Entries from a dataset:
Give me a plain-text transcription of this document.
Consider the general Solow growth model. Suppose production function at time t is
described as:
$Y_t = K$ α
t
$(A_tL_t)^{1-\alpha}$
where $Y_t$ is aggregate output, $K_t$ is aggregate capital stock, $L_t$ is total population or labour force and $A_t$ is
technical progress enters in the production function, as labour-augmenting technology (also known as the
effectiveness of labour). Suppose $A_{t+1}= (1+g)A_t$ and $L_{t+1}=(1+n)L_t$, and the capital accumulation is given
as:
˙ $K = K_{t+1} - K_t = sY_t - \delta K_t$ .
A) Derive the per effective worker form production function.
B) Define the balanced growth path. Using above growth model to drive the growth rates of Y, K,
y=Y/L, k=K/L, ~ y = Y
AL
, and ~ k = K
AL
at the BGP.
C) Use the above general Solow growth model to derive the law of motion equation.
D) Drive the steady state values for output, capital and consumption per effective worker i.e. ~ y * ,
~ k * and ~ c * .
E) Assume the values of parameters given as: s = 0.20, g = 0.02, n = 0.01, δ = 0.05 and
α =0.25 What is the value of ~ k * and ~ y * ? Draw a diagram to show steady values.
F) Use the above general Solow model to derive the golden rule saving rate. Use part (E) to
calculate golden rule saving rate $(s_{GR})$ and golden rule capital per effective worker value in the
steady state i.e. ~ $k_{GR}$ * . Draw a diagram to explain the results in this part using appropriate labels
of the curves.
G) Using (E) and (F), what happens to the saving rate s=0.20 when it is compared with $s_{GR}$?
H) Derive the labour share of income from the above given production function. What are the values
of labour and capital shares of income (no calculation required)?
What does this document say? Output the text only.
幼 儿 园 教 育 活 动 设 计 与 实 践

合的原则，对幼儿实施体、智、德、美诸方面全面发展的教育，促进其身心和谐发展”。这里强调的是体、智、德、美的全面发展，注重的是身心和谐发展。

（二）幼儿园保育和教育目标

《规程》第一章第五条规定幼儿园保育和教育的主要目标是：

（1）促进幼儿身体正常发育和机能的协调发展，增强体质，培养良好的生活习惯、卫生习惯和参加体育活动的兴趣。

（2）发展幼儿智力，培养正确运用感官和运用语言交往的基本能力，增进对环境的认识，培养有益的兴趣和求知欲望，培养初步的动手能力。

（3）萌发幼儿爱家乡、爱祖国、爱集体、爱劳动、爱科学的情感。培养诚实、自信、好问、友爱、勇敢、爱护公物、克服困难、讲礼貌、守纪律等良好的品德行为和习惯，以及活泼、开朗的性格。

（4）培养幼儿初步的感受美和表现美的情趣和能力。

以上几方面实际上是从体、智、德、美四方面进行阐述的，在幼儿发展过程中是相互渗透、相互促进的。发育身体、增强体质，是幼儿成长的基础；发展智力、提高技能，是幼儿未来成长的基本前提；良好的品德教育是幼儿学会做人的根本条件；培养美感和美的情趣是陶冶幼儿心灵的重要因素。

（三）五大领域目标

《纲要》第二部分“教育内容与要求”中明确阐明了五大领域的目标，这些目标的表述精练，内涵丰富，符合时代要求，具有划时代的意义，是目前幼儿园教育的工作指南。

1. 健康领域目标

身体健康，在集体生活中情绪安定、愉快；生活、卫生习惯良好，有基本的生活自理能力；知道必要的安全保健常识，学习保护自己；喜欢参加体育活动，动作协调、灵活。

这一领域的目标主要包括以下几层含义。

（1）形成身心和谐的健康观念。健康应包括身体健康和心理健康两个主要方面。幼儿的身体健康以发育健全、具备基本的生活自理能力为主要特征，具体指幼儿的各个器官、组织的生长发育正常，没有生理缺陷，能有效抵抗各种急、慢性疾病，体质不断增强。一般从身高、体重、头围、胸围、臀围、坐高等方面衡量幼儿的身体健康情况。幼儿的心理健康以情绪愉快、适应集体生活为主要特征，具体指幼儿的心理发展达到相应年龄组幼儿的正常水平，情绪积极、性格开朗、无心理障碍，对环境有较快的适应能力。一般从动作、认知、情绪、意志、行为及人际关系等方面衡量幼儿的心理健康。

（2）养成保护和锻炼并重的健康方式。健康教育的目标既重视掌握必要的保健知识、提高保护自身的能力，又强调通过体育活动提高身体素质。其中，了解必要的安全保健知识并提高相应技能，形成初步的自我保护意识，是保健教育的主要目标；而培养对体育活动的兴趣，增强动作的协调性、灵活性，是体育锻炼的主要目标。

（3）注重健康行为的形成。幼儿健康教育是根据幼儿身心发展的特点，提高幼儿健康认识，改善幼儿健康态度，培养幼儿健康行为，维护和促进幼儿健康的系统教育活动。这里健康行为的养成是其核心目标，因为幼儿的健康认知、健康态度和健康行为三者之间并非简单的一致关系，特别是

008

**What you will do:**
Repeat the material in full, exactly as it stands.

**Finished task:**
Give me a plain-text transcription of this document.
Consider the general Solow growth model. Suppose production function at time t is
described as:
$Y_t = K$ α
t
$(A_tL_t)^{1-\alpha}$
where $Y_t$ is aggregate output, $K_t$ is aggregate capital stock, $L_t$ is total population or labour force and $A_t$ is
technical progress enters in the production function, as labour-augmenting technology (also known as the
effectiveness of labour). Suppose $A_{t+1}= (1+g)A_t$ and $L_{t+1}=(1+n)L_t$, and the capital accumulation is given
as:
˙ $K = K_{t+1} - K_t = sY_t - \delta K_t$ .
A) Derive the per effective worker form production function.
B) Define the balanced growth path. Using above growth model to drive the growth rates of Y, K,
y=Y/L, k=K/L, ~ y = Y
AL
, and ~ k = K
AL
at the BGP.
C) Use the above general Solow growth model to derive the law of motion equation.
D) Drive the steady state values for output, capital and consumption per effective worker i.e. ~ y * ,
~ k * and ~ c * .
E) Assume the values of parameters given as: s = 0.20, g = 0.02, n = 0.01, δ = 0.05 and
α =0.25 What is the value of ~ k * and ~ y * ? Draw a diagram to show steady values.
F) Use the above general Solow model to derive the golden rule saving rate. Use part (E) to
calculate golden rule saving rate $(s_{GR})$ and golden rule capital per effective worker value in the
steady state i.e. ~ $k_{GR}$ * . Draw a diagram to explain the results in this part using appropriate labels
of the curves.
G) Using (E) and (F), what happens to the saving rate s=0.20 when it is compared with $s_{GR}$?
H) Derive the labour share of income from the above given production function. What are the values
of labour and capital shares of income (no calculation required)?
What does this document say? Output the text only.
幼 儿 园 教 育 活 动 设 计 与 实 践

合的原则，对幼儿实施体、智、德、美诸方面全面发展的教育，促进其身心和谐发展”。这里强调的是体、智、德、美的全面发展，注重的是身心和谐发展。

（二）幼儿园保育和教育目标

《规程》第一章第五条规定幼儿园保育和教育的主要目标是：

（1）促进幼儿身体正常发育和机能的协调发展，增强体质，培养良好的生活习惯、卫生习惯和参加体育活动的兴趣。

（2）发展幼儿智力，培养正确运用感官和运用语言交往的基本能力，增进对环境的认识，培养有益的兴趣和求知欲望，培养初步的动手能力。

（3）萌发幼儿爱家乡、爱祖国、爱集体、爱劳动、爱科学的情感。培养诚实、自信、好问、友爱、勇敢、爱护公物、克服困难、讲礼貌、守纪律等良好的品德行为和习惯，以及活泼、开朗的性格。

（4）培养幼儿初步的感受美和表现美的情趣和能力。

以上几方面实际上是从体、智、德、美四方面进行阐述的，在幼儿发展过程中是相互渗透、相互促进的。发育身体、增强体质，是幼儿成长的基础；发展智力、提高技能，是幼儿未来成长的基本前提；良好的品德教育是幼儿学会做人的根本条件；培养美感和美的情趣是陶冶幼儿心灵的重要因素。

（三）五大领域目标

《纲要》第二部分“教育内容与要求”中明确阐明了五大领域的目标，这些目标的表述精练，内涵丰富，符合时代要求，具有划时代的意义，是目前幼儿园教育的工作指南。

1. 健康领域目标

身体健康，在集体生活中情绪安定、愉快；生活、卫生习惯良好，有基本的生活自理能力；知道必要的安全保健常识，学习保护自己；喜欢参加体育活动，动作协调、灵活。

这一领域的目标主要包括以下几层含义。

（1）形成身心和谐的健康观念。健康应包括身体健康和心理健康两个主要方面。幼儿的身体健康以发育健全、具备基本的生活自理能力为主要特征，具体指幼儿的各个器官、组织的生长发育正常，没有生理缺陷，能有效抵抗各种急、慢性疾病，体质不断增强。一般从身高、体重、头围、胸围、臀围、坐高等方面衡量幼儿的身体健康情况。幼儿的心理健康以情绪愉快、适应集体生活为主要特征，具体指幼儿的心理发展达到相应年龄组幼儿的正常水平，情绪积极、性格开朗、无心理障碍，对环境有较快的适应能力。一般从动作、认知、情绪、意志、行为及人际关系等方面衡量幼儿的心理健康。

（2）养成保护和锻炼并重的健康方式。健康教育的目标既重视掌握必要的保健知识、提高保护自身的能力，又强调通过体育活动提高身体素质。其中，了解必要的安全保健知识并提高相应技能，形成初步的自我保护意识，是保健教育的主要目标；而培养对体育活动的兴趣，增强动作的协调性、灵活性，是体育锻炼的主要目标。

（3）注重健康行为的形成。幼儿健康教育是根据幼儿身心发展的特点，提高幼儿健康认识，改善幼儿健康态度，培养幼儿健康行为，维护和促进幼儿健康的系统教育活动。这里健康行为的养成是其核心目标，因为幼儿的健康认知、健康态度和健康行为三者之间并非简单的一致关系，特别是

008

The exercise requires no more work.